REQUEST.
Each record that follows should be repeated exactly, minus any images.

━━━ RECORDS SHOWN ━━━

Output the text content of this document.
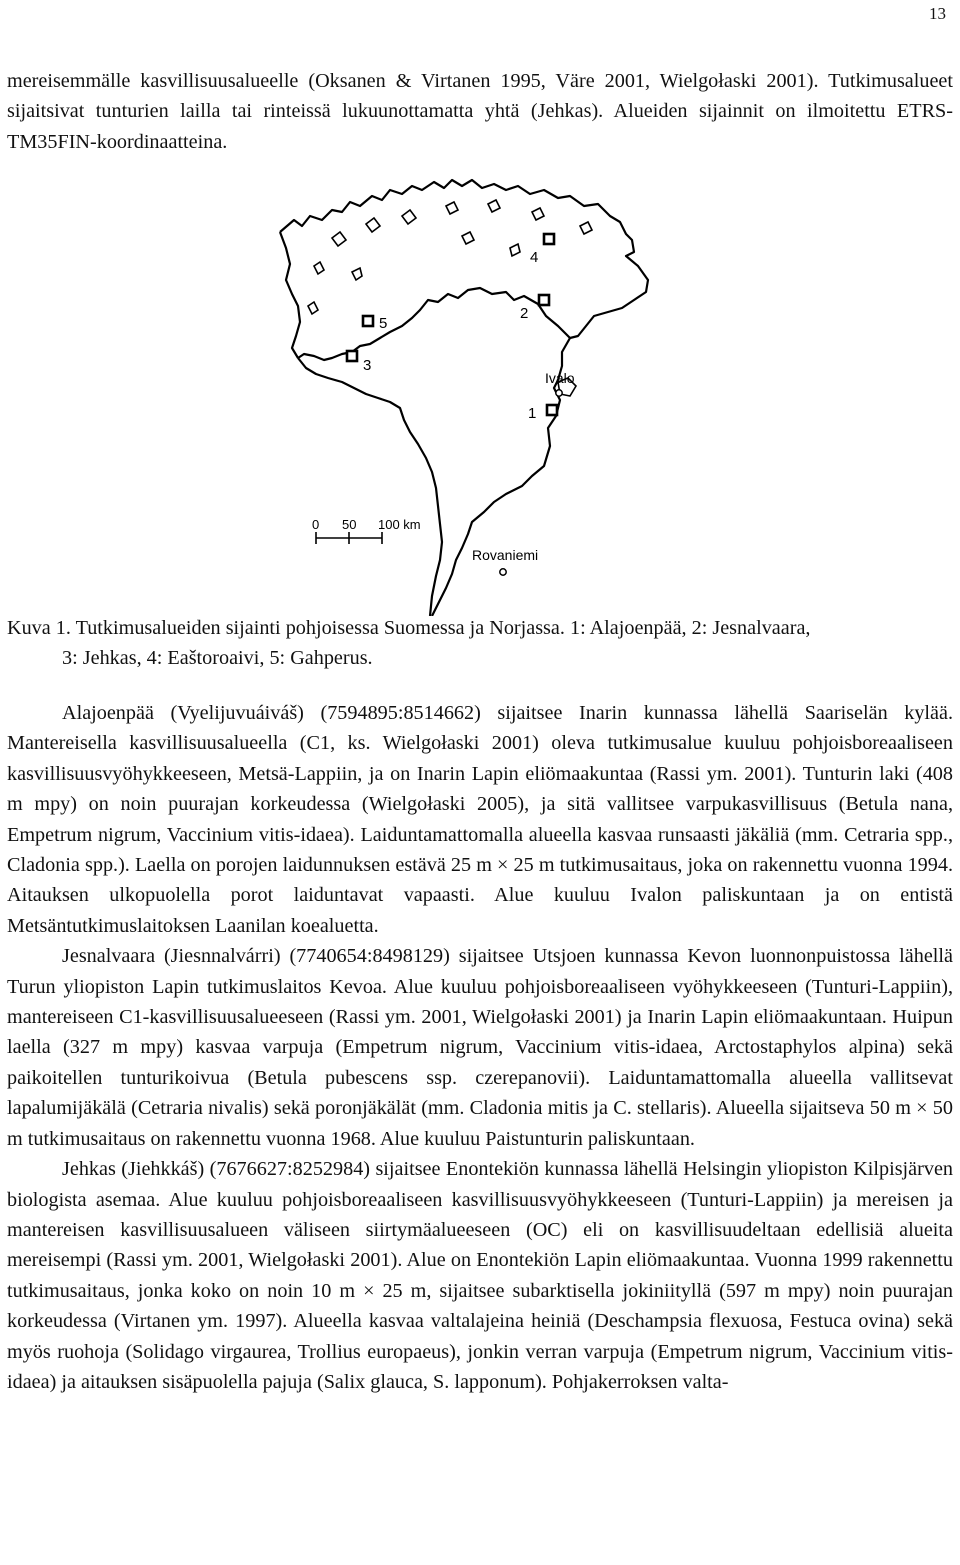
13

mereisemmälle kasvillisuusalueelle (Oksanen & Virtanen 1995, Väre 2001, Wielgołaski 2001). Tutkimusalueet sijaitsivat tunturien lailla tai rinteissä lukuunottamatta yhtä (Jehkas). Alueiden sijainnit on ilmoitettu ETRS-TM35FIN-koordinaatteina.

4
2
5
3
1
Ivalo
Rovaniemi
0 50 100 km

Kuva 1. Tutkimusalueiden sijainti pohjoisessa Suomessa ja Norjassa. 1: Alajoenpää, 2: Jesnalvaara,

3: Jehkas, 4: Eaštoroaivi, 5: Gahperus.

Alajoenpää (Vyelijuvuáiváš) (7594895:8514662) sijaitsee Inarin kunnassa lähellä Saariselän kylää. Mantereisella kasvillisuusalueella (C1, ks. Wielgołaski 2001) oleva tutkimusalue kuuluu pohjoisboreaaliseen kasvillisuusvyöhykkeeseen, Metsä-Lappiin, ja on Inarin Lapin eliömaakuntaa (Rassi ym. 2001). Tunturin laki (408 m mpy) on noin puurajan korkeudessa (Wielgołaski 2005), ja sitä vallitsee varpukasvillisuus (Betula nana, Empetrum nigrum, Vaccinium vitis-idaea). Laiduntamattomalla alueella kasvaa runsaasti jäkäliä (mm. Cetraria spp., Cladonia spp.). Laella on porojen laidunnuksen estävä 25 m × 25 m tutkimusaitaus, joka on rakennettu vuonna 1994. Aitauksen ulkopuolella porot laiduntavat vapaasti. Alue kuuluu Ivalon paliskuntaan ja on entistä Metsäntutkimuslaitoksen Laanilan koealuetta.

Jesnalvaara (Jiesnnalvárri) (7740654:8498129) sijaitsee Utsjoen kunnassa Kevon luonnonpuistossa lähellä Turun yliopiston Lapin tutkimuslaitos Kevoa. Alue kuuluu pohjoisboreaaliseen vyöhykkeeseen (Tunturi-Lappiin), mantereiseen C1-kasvillisuusalueeseen (Rassi ym. 2001, Wielgołaski 2001) ja Inarin Lapin eliömaakuntaan. Huipun laella (327 m mpy) kasvaa varpuja (Empetrum nigrum, Vaccinium vitis-idaea, Arctostaphylos alpina) sekä paikoitellen tunturikoivua (Betula pubescens ssp. czerepanovii). Laiduntamattomalla alueella vallitsevat lapalumijäkälä (Cetraria nivalis) sekä poronjäkälät (mm. Cladonia mitis ja C. stellaris). Alueella sijaitseva 50 m × 50 m tutkimusaitaus on rakennettu vuonna 1968. Alue kuuluu Paistunturin paliskuntaan.

Jehkas (Jiehkkáš) (7676627:8252984) sijaitsee Enontekiön kunnassa lähellä Helsingin yliopiston Kilpisjärven biologista asemaa. Alue kuuluu pohjoisboreaaliseen kasvillisuusvyöhykkeeseen (Tunturi-Lappiin) ja mereisen ja mantereisen kasvillisuusalueen väliseen siirtymäalueeseen (OC) eli on kasvillisuudeltaan edellisiä alueita mereisempi (Rassi ym. 2001, Wielgołaski 2001). Alue on Enontekiön Lapin eliömaakuntaa. Vuonna 1999 rakennettu tutkimusaitaus, jonka koko on noin 10 m × 25 m, sijaitsee subarktisella jokiniityllä (597 m mpy) noin puurajan korkeudessa (Virtanen ym. 1997). Alueella kasvaa valtalajeina heiniä (Deschampsia flexuosa, Festuca ovina) sekä myös ruohoja (Solidago virgaurea, Trollius europaeus), jonkin verran varpuja (Empetrum nigrum, Vaccinium vitis-idaea) ja aitauksen sisäpuolella pajuja (Salix glauca, S. lapponum). Pohjakerroksen valta-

━━━

SOLUTION TO THE EXERCISE.
Output the text content of this document.
13

mereisemmälle kasvillisuusalueelle (Oksanen & Virtanen 1995, Väre 2001, Wielgołaski 2001). Tutkimusalueet sijaitsivat tunturien lailla tai rinteissä lukuunottamatta yhtä (Jehkas). Alueiden sijainnit on ilmoitettu ETRS-TM35FIN-koordinaatteina.

4
2
5
3
1
Ivalo
Rovaniemi
0 50 100 km

Kuva 1. Tutkimusalueiden sijainti pohjoisessa Suomessa ja Norjassa. 1: Alajoenpää, 2: Jesnalvaara,

3: Jehkas, 4: Eaštoroaivi, 5: Gahperus.

Alajoenpää (Vyelijuvuáiváš) (7594895:8514662) sijaitsee Inarin kunnassa lähellä Saariselän kylää. Mantereisella kasvillisuusalueella (C1, ks. Wielgołaski 2001) oleva tutkimusalue kuuluu pohjoisboreaaliseen kasvillisuusvyöhykkeeseen, Metsä-Lappiin, ja on Inarin Lapin eliömaakuntaa (Rassi ym. 2001). Tunturin laki (408 m mpy) on noin puurajan korkeudessa (Wielgołaski 2005), ja sitä vallitsee varpukasvillisuus (Betula nana, Empetrum nigrum, Vaccinium vitis-idaea). Laiduntamattomalla alueella kasvaa runsaasti jäkäliä (mm. Cetraria spp., Cladonia spp.). Laella on porojen laidunnuksen estävä 25 m × 25 m tutkimusaitaus, joka on rakennettu vuonna 1994. Aitauksen ulkopuolella porot laiduntavat vapaasti. Alue kuuluu Ivalon paliskuntaan ja on entistä Metsäntutkimuslaitoksen Laanilan koealuetta.

Jesnalvaara (Jiesnnalvárri) (7740654:8498129) sijaitsee Utsjoen kunnassa Kevon luonnonpuistossa lähellä Turun yliopiston Lapin tutkimuslaitos Kevoa. Alue kuuluu pohjoisboreaaliseen vyöhykkeeseen (Tunturi-Lappiin), mantereiseen C1-kasvillisuusalueeseen (Rassi ym. 2001, Wielgołaski 2001) ja Inarin Lapin eliömaakuntaan. Huipun laella (327 m mpy) kasvaa varpuja (Empetrum nigrum, Vaccinium vitis-idaea, Arctostaphylos alpina) sekä paikoitellen tunturikoivua (Betula pubescens ssp. czerepanovii). Laiduntamattomalla alueella vallitsevat lapalumijäkälä (Cetraria nivalis) sekä poronjäkälät (mm. Cladonia mitis ja C. stellaris). Alueella sijaitseva 50 m × 50 m tutkimusaitaus on rakennettu vuonna 1968. Alue kuuluu Paistunturin paliskuntaan.

Jehkas (Jiehkkáš) (7676627:8252984) sijaitsee Enontekiön kunnassa lähellä Helsingin yliopiston Kilpisjärven biologista asemaa. Alue kuuluu pohjoisboreaaliseen kasvillisuusvyöhykkeeseen (Tunturi-Lappiin) ja mereisen ja mantereisen kasvillisuusalueen väliseen siirtymäalueeseen (OC) eli on kasvillisuudeltaan edellisiä alueita mereisempi (Rassi ym. 2001, Wielgołaski 2001). Alue on Enontekiön Lapin eliömaakuntaa. Vuonna 1999 rakennettu tutkimusaitaus, jonka koko on noin 10 m × 25 m, sijaitsee subarktisella jokiniityllä (597 m mpy) noin puurajan korkeudessa (Virtanen ym. 1997). Alueella kasvaa valtalajeina heiniä (Deschampsia flexuosa, Festuca ovina) sekä myös ruohoja (Solidago virgaurea, Trollius europaeus), jonkin verran varpuja (Empetrum nigrum, Vaccinium vitis-idaea) ja aitauksen sisäpuolella pajuja (Salix glauca, S. lapponum). Pohjakerroksen valta-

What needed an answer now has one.